Problem a: List every social networking service named in the article about Japanese users' favorite services below.

**** Text provided

Line, Twitter, Facebook: Japanese people vote on their favorite social networking services

By Philip Kendall

Like them or loathe them, social networking services, or SNS for short, have become an integral part of our daily lives and society as a whole. While Facebook, Twitter and Naver Corp’s Line offer very different experiences, most users will agree that without them, they’d feel lost, or at least have a sudden and unexpected amount of free time on their hands.

Recently, a survey was conducted in Japan which asked respondents about the services they used, asking them which they turned to most often, which they were most careful about using and sharing information on, and which they’d hate to be without.

Comparatively speaking, Japan was fairly late to board the Facebook train, with many people as little as two years ago saying that the idea of putting their personal information online “for anyone to see” was a disturbing one. Now, however, along with a boom in Twitter users no doubt helped along by the 2010 drama "Sunao ni Narenakute," in which the main characters spent much of their time communicating in 140 characters or fewer, Facebook has become as much a part of life in Japan as in most other countries. Naver’s Line, too, has been leapt on by thrifty smartphone users over the last 18 months owing to its free and unlimited text messages and data voice calls, not to mention the dozens of cutesy “stickers” that can be bought and shared using the service.

********
**** Supplied material

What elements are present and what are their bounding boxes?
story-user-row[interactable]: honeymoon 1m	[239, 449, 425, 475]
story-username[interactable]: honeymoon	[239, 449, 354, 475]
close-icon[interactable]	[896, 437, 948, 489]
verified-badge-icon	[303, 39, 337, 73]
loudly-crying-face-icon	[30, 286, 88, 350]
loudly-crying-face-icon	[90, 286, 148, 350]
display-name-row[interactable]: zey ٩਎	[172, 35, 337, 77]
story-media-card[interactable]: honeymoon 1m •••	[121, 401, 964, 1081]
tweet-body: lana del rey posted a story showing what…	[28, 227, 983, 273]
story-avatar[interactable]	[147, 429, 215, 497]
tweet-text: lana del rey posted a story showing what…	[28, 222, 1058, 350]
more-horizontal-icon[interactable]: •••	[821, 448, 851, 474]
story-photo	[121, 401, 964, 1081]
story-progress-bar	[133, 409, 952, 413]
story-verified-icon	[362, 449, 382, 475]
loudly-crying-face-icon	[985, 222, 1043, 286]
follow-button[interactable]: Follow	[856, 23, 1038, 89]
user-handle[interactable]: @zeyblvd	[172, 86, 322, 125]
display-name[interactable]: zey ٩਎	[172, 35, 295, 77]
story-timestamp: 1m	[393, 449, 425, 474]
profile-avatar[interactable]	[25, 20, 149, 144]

********

Problem b: Reproduce all of the records above, line for line and without changes.

Task output a: Line (from Naver Corp), Twitter, Facebook

Task output b:
What elements are present and what are their bounding boxes?
story-user-row[interactable]: honeymoon 1m	[239, 449, 425, 475]
story-username[interactable]: honeymoon	[239, 449, 354, 475]
close-icon[interactable]	[896, 437, 948, 489]
verified-badge-icon	[303, 39, 337, 73]
loudly-crying-face-icon	[30, 286, 88, 350]
loudly-crying-face-icon	[90, 286, 148, 350]
display-name-row[interactable]: zey ٩਎	[172, 35, 337, 77]
story-media-card[interactable]: honeymoon 1m •••	[121, 401, 964, 1081]
tweet-body: lana del rey posted a story showing what…	[28, 227, 983, 273]
story-avatar[interactable]	[147, 429, 215, 497]
tweet-text: lana del rey posted a story showing what…	[28, 222, 1058, 350]
more-horizontal-icon[interactable]: •••	[821, 448, 851, 474]
story-photo	[121, 401, 964, 1081]
story-progress-bar	[133, 409, 952, 413]
story-verified-icon	[362, 449, 382, 475]
loudly-crying-face-icon	[985, 222, 1043, 286]
follow-button[interactable]: Follow	[856, 23, 1038, 89]
user-handle[interactable]: @zeyblvd	[172, 86, 322, 125]
display-name[interactable]: zey ٩਎	[172, 35, 295, 77]
story-timestamp: 1m	[393, 449, 425, 474]
profile-avatar[interactable]	[25, 20, 149, 144]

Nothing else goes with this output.